Short problem 1 - In the forum thread on memory latencies, explain in one to three sentences why DDR2-1000 at 5-5-5-15 is judged better than DDR2-800 at 4-4-4-12.
Short problem 2 - Reproduce the forum thread on memory latencies word for word, everything from "To further clarify" down to "times by 75%.".

Text segment -
Memory: Dividers, Latencies, and Bandwidth Explained - Page 4 - Overclock.net

pauldovi · 06-26-07

Quote:

Originally Posted by Litlratt

If I understand this correctly, if both examples were running the same timings, then the latency would be the same.
If you can maintain tight timings and continually increase speed, then performance increases regardless of the divider.

No, the latencies that are incurred upon the memory system is dependent upon the speed of the memory and the timing of the latencies.

Litlratt · 06-26-07

Quote:

Originally Posted by pauldovi

No, the latencies that are incurred upon the memory system is dependent upon the speed of the memory and the timing of the latencies.

This is where I'm confused.
From your guide:
For example:

DDR2-800 does 800,000,000 cycles per second. Latencies of 4-4-4-12 add up to 24 cycles per operation of latency. Divide 24 cycles of latencies by 800,000,000 cycles and you get 30 nano-seconds worth of latencies per operation. However, DDR2-1000 with latencies of 5-5-5-15 also net you the same 30 nano-seconds of latencies per operation (30 / 1,000,000,000).

However, even though both settings have the same latencies. DDR2-1000 @ 5-5-5-15 is better than DDR2-800 @ 4-4-4-12, this is because DDR2-1000 has more data throughput when compared to DDR2-800.

If both examples are at 4 4 4 12 then that's 24 nano seconds regardless of speed. Where/how does the speed of the ram fall into the equation?

Rep+ for spending your time educating us paul. Thank you.

Ihatethedukes · 06-26-07

To further clarify that, the 1066 5-5-5-15 would have significantly lower latencies than the 800 5-5-5-15 all else being equal.

This is an ultra simplistic explanation (READ: total over-simplification) but:

30 clocks of latency is a variable amount of time. Look at it this way, a 'clock' is simply one period of the sine wave that the memory is running on.

If you're running 10Hz with 1 clock of waiting you now have 9 times per second that the ram is DOING stuff.

Now, if you're still running one clock of latency but now have ram running 20Hz, you now have 19 times per second your ram is DOING something.

1 clock of latency/10 clocks per second = 0.1s and 1 clock of latency/20 clocks per second = 0.025

So now your REAL latencies are at the given speeds are 0.1s and .025s, respectively. Theoretically doubling ram speed at the SAME latency will cut your REAL latency times by 75%.

Information shown -
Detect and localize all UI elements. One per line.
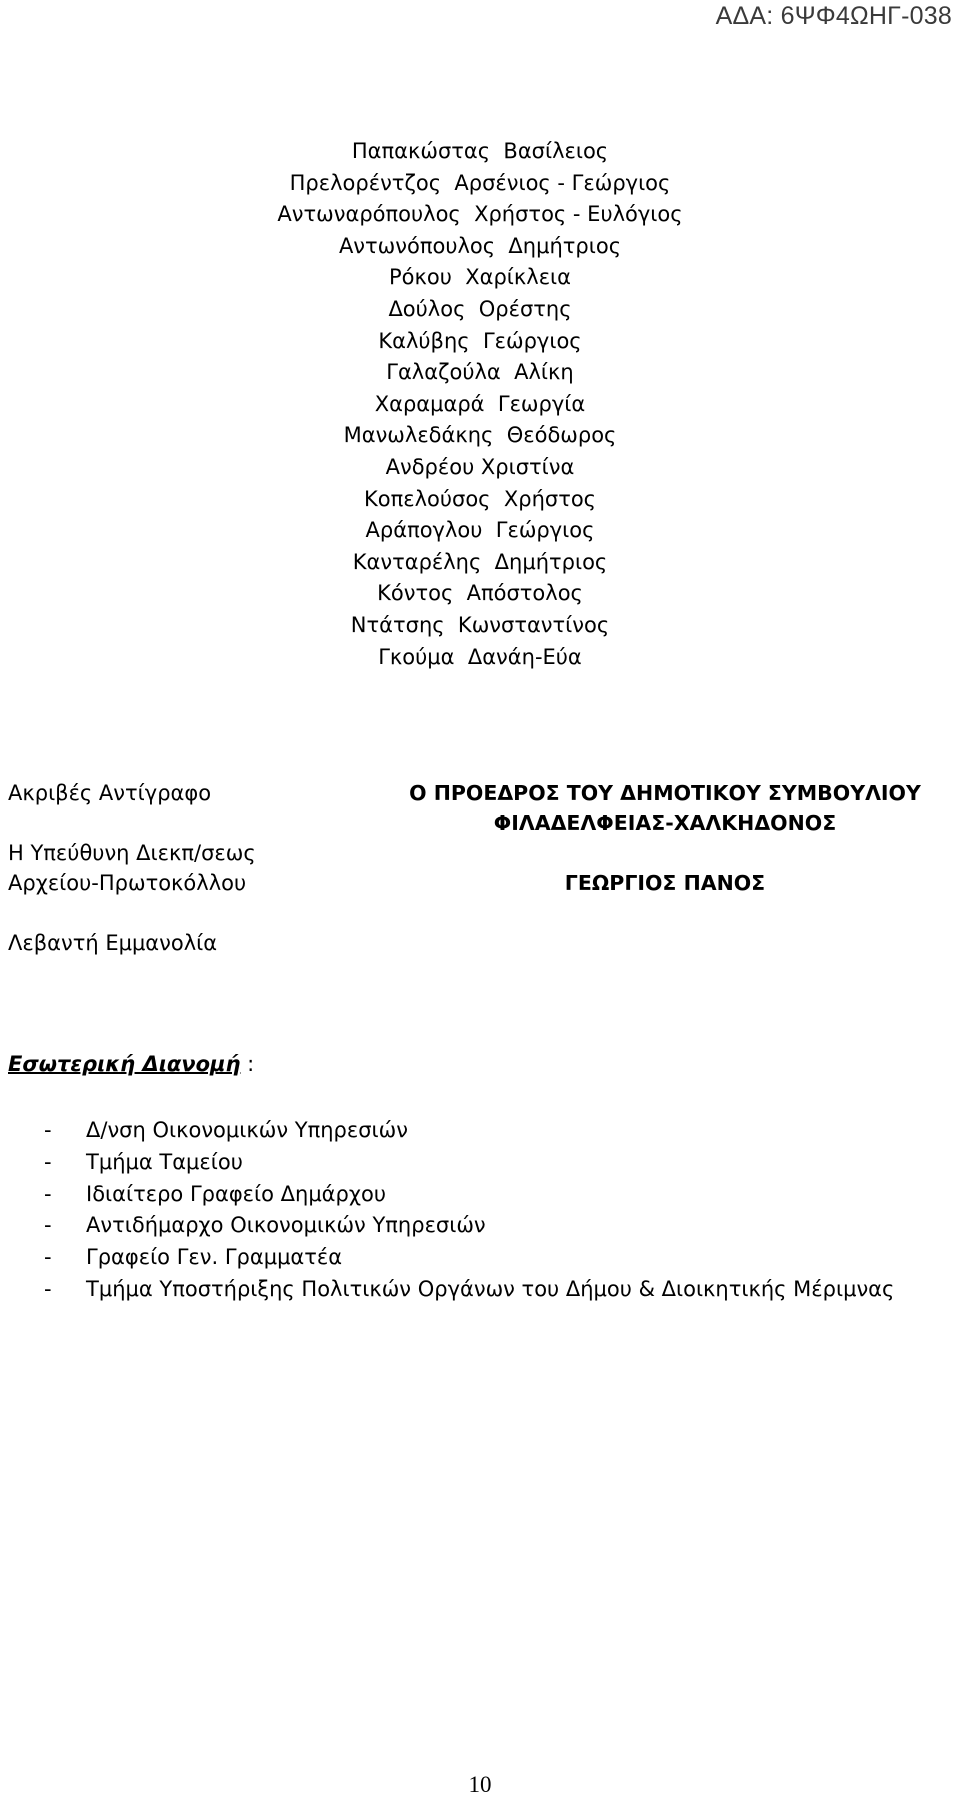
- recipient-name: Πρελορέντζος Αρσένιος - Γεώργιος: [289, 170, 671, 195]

Worked answer 1 - Both settings work out to the same latency, 30 nanoseconds per operation. DDR2-1000 at 5-5-5-15 still comes out ahead because it has more data throughput than DDR2-800.

Worked answer 2 -
To further clarify that, the 1066 5-5-5-15 would have significantly lower latencies than the 800 5-5-5-15 all else being equal.

This is an ultra simplistic explanation (READ: total over-simplification) but:

30 clocks of latency is a variable amount of time. Look at it this way, a 'clock' is simply one period of the sine wave that the memory is running on.

If you're running 10Hz with 1 clock of waiting you now have 9 times per second that the ram is DOING stuff.

Now, if you're still running one clock of latency but now have ram running 20Hz, you now have 19 times per second your ram is DOING something.

1 clock of latency/10 clocks per second = 0.1s and 1 clock of latency/20 clocks per second = 0.025

So now your REAL latencies are at the given speeds are 0.1s and .025s, respectively. Theoretically doubling ram speed at the SAME latency will cut your REAL latency times by 75%.